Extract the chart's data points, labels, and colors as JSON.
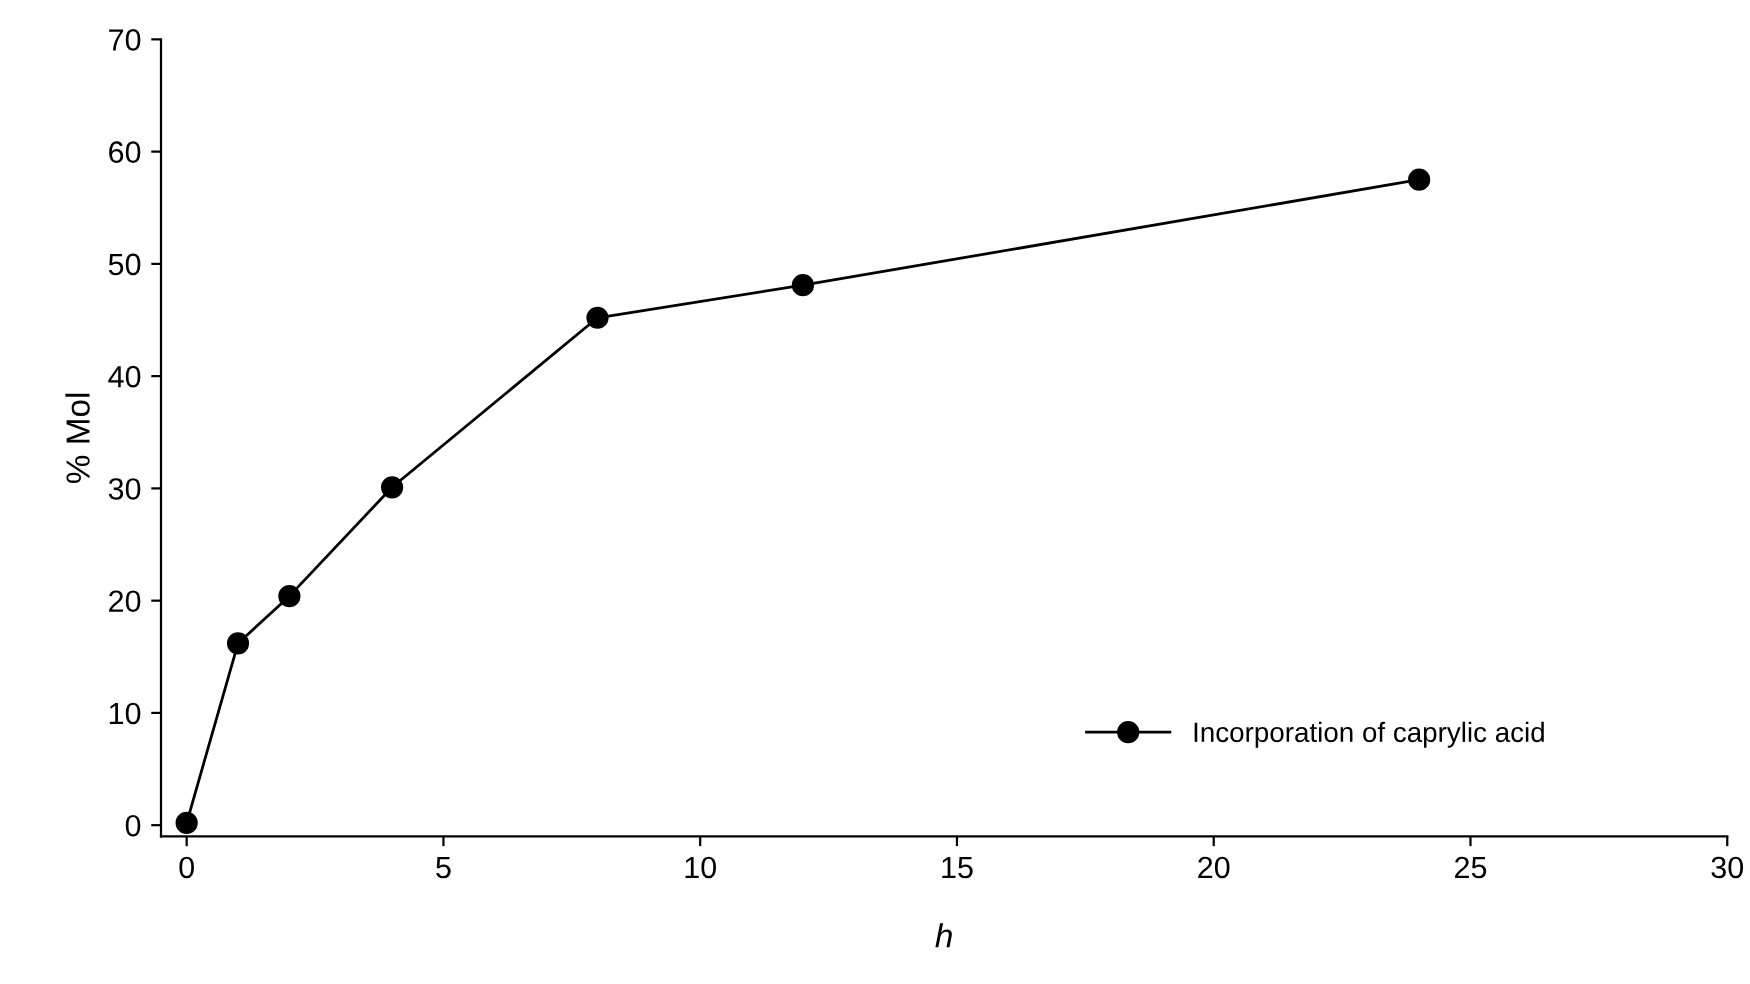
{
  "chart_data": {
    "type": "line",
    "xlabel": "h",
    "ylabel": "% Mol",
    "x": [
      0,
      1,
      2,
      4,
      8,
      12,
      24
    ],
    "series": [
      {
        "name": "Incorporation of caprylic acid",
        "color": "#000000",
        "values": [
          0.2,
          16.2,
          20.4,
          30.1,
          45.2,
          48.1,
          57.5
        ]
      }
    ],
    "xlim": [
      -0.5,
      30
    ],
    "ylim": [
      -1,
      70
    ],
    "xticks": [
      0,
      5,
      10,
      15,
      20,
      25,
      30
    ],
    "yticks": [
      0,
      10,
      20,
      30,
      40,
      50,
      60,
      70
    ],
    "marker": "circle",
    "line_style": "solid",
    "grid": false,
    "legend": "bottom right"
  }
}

WHAT TO WORK ON =>
Extract all the data above exactly, excluding every picture.

SOLUTION TO THIS PROBLEM =>
Extract the chart's data points, labels, and colors as JSON.
{
  "chart_data": {
    "type": "line",
    "xlabel": "h",
    "ylabel": "% Mol",
    "x": [
      0,
      1,
      2,
      4,
      8,
      12,
      24
    ],
    "series": [
      {
        "name": "Incorporation of caprylic acid",
        "color": "#000000",
        "values": [
          0.2,
          16.2,
          20.4,
          30.1,
          45.2,
          48.1,
          57.5
        ]
      }
    ],
    "xlim": [
      -0.5,
      30
    ],
    "ylim": [
      -1,
      70
    ],
    "xticks": [
      0,
      5,
      10,
      15,
      20,
      25,
      30
    ],
    "yticks": [
      0,
      10,
      20,
      30,
      40,
      50,
      60,
      70
    ],
    "marker": "circle",
    "line_style": "solid",
    "grid": false,
    "legend": "bottom right"
  }
}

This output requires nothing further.